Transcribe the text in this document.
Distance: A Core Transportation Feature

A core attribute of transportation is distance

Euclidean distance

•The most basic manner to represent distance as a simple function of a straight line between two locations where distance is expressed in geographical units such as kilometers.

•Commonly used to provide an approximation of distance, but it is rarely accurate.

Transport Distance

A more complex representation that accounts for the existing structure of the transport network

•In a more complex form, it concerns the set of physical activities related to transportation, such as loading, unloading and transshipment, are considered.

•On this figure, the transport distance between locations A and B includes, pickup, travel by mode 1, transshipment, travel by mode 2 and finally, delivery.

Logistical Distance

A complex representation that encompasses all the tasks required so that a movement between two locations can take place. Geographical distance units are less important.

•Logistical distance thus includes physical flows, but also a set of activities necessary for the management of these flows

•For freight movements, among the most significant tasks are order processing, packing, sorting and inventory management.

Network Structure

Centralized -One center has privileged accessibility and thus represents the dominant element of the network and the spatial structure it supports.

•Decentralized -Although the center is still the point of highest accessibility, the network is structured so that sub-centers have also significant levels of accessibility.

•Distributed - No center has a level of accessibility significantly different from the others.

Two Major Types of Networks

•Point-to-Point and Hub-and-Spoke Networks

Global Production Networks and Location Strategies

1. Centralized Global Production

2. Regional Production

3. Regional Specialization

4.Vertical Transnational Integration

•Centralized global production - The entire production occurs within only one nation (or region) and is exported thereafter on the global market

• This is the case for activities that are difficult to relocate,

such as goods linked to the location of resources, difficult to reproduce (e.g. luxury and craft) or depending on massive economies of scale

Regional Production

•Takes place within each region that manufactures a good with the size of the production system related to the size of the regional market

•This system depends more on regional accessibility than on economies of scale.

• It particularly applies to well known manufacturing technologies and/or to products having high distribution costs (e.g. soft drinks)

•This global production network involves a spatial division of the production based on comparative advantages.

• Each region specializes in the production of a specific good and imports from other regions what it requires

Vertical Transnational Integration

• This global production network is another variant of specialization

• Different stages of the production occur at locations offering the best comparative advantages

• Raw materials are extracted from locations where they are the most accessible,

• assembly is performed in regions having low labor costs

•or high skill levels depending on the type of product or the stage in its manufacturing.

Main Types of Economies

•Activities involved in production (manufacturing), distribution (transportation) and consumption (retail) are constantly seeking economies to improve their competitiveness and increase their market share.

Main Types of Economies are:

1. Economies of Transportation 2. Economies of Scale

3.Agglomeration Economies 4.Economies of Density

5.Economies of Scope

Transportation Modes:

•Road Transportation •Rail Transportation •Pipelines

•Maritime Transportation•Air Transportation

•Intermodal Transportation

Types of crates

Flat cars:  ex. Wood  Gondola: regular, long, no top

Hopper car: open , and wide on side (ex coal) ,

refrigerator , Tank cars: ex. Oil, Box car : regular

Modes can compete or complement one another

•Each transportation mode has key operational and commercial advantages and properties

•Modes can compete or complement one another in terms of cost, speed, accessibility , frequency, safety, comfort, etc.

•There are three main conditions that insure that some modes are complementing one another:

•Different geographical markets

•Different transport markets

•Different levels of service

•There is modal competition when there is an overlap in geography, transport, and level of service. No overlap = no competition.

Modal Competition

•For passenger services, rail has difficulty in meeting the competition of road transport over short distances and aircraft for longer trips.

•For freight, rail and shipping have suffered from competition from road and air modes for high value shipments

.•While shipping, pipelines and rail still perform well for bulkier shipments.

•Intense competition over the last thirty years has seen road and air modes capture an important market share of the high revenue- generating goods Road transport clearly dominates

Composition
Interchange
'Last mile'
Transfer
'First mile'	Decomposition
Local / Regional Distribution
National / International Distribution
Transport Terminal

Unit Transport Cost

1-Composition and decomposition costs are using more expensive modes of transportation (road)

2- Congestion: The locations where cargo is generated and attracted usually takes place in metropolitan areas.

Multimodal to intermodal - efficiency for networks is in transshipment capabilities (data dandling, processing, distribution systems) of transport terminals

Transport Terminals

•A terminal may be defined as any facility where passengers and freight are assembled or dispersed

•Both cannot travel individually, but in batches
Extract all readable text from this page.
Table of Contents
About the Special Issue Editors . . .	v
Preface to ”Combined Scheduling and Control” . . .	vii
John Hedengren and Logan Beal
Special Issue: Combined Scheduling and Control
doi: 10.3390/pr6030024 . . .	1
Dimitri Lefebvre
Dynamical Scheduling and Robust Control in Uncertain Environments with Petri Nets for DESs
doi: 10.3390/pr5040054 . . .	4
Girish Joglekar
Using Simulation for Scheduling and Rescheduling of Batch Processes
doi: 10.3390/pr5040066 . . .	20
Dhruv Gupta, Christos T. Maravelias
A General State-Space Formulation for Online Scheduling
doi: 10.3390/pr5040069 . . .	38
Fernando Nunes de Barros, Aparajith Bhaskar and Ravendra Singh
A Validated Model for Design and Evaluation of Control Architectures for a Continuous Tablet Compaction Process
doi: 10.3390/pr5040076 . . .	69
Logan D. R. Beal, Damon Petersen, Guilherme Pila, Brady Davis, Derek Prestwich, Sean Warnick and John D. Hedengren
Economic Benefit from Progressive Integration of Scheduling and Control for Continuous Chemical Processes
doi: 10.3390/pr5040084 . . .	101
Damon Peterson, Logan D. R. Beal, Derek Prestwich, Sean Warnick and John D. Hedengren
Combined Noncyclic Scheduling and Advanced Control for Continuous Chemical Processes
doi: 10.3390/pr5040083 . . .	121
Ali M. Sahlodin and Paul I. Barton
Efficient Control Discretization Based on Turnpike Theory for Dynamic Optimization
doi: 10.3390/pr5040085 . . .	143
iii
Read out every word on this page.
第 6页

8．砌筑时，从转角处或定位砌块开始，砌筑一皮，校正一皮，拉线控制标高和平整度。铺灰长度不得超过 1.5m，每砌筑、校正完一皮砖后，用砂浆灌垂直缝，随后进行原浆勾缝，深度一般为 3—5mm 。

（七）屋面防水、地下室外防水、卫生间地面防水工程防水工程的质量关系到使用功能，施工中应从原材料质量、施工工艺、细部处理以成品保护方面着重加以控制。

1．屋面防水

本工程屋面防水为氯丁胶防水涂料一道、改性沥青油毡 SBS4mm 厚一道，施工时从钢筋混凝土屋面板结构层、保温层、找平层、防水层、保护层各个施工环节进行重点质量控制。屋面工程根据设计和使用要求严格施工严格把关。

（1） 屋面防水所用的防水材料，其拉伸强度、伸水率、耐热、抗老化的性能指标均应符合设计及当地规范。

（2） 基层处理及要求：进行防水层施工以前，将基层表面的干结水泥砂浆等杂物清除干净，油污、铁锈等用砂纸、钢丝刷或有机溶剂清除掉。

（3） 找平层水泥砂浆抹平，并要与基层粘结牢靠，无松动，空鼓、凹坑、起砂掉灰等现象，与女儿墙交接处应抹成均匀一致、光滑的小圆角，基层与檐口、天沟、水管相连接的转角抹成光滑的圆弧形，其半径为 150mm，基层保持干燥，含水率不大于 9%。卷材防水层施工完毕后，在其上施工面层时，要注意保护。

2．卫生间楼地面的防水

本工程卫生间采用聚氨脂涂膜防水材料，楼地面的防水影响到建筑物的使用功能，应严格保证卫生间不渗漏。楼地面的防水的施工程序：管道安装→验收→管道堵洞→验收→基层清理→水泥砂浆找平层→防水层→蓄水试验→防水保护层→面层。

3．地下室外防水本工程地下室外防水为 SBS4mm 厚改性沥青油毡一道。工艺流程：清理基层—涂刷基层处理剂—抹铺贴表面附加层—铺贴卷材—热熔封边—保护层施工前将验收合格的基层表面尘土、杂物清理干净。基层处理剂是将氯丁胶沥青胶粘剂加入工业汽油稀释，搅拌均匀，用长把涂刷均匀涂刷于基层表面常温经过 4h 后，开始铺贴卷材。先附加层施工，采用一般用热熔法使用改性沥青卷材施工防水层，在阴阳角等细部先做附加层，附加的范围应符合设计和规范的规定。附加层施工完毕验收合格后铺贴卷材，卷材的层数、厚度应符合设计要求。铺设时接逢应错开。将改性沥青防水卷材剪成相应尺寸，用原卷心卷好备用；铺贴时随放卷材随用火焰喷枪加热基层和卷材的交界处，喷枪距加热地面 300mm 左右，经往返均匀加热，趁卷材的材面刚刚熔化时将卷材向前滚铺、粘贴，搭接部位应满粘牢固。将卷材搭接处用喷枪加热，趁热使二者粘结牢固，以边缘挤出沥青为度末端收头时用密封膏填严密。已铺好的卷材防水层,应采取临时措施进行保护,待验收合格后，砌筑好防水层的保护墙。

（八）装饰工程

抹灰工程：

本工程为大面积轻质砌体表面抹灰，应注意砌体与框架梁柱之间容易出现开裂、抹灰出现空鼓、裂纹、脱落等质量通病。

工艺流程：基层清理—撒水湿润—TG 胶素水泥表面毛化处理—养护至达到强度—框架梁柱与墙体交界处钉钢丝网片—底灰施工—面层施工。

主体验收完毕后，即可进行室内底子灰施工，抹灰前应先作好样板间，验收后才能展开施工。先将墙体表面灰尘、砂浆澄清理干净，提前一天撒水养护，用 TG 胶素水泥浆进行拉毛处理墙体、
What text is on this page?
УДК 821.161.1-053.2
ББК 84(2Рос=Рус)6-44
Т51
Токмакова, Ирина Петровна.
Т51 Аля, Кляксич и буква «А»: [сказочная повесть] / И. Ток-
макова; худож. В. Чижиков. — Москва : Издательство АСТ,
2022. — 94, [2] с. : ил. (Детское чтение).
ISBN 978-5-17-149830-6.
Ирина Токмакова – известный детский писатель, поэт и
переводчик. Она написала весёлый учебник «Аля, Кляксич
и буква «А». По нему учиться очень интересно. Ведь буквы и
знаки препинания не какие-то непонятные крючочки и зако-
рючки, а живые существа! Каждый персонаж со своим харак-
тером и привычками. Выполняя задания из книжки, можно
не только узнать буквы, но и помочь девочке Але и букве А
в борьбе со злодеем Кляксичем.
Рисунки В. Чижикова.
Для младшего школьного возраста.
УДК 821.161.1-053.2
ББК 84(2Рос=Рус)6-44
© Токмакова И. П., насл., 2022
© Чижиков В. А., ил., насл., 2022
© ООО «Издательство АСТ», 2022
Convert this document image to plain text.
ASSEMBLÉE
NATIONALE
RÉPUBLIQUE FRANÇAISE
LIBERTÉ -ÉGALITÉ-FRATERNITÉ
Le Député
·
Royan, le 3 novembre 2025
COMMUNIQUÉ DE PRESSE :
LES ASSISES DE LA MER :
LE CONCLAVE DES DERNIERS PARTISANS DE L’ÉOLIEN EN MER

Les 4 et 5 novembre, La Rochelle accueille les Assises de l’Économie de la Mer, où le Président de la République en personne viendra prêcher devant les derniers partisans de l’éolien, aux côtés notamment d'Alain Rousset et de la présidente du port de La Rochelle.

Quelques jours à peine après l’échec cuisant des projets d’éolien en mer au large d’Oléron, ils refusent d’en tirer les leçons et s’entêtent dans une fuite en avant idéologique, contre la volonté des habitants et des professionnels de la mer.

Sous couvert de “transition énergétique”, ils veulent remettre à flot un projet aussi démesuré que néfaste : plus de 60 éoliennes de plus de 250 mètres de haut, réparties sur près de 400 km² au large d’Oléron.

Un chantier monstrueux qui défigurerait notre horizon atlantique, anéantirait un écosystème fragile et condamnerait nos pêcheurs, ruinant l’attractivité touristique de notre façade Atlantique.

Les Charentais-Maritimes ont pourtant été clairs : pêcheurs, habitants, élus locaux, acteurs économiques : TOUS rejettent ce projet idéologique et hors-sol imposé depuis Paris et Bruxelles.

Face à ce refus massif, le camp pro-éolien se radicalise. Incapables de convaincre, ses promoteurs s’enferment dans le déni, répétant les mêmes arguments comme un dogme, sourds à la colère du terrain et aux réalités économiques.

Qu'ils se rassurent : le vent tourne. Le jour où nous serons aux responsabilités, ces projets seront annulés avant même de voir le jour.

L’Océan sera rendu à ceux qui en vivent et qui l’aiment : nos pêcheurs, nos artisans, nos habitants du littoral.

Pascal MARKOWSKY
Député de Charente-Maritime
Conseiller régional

..........

DO THIS: Only lines with "place" are wanted here; list each of them.

WORKED SOLUTION:
A complex representation that encompasses all the tasks required so that a movement between two locations can take place. Geographical distance units are less important.
•Takes place within each region that manufactures a good with the size of the production system related to the size of the regional market
2- Congestion: The locations where cargo is generated and attracted usually takes place in metropolitan areas.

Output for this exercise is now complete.